- _Exercise task_: Below is a listing; copy all of it exactly.

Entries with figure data

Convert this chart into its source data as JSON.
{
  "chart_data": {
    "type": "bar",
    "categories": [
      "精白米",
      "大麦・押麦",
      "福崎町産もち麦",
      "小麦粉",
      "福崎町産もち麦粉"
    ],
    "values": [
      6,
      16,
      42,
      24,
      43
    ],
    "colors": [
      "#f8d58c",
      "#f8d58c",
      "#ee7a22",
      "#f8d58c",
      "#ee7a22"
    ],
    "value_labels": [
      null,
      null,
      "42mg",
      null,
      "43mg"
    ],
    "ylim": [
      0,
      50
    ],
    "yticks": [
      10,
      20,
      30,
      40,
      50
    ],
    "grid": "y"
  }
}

- _Exercise answer_:
Convert this chart into its source data as JSON.
{
  "chart_data": {
    "type": "bar",
    "categories": [
      "精白米",
      "大麦・押麦",
      "福崎町産もち麦",
      "小麦粉",
      "福崎町産もち麦粉"
    ],
    "values": [
      6,
      16,
      42,
      24,
      43
    ],
    "colors": [
      "#f8d58c",
      "#f8d58c",
      "#ee7a22",
      "#f8d58c",
      "#ee7a22"
    ],
    "value_labels": [
      null,
      null,
      "42mg",
      null,
      "43mg"
    ],
    "ylim": [
      0,
      50
    ],
    "yticks": [
      10,
      20,
      30,
      40,
      50
    ],
    "grid": "y"
  }
}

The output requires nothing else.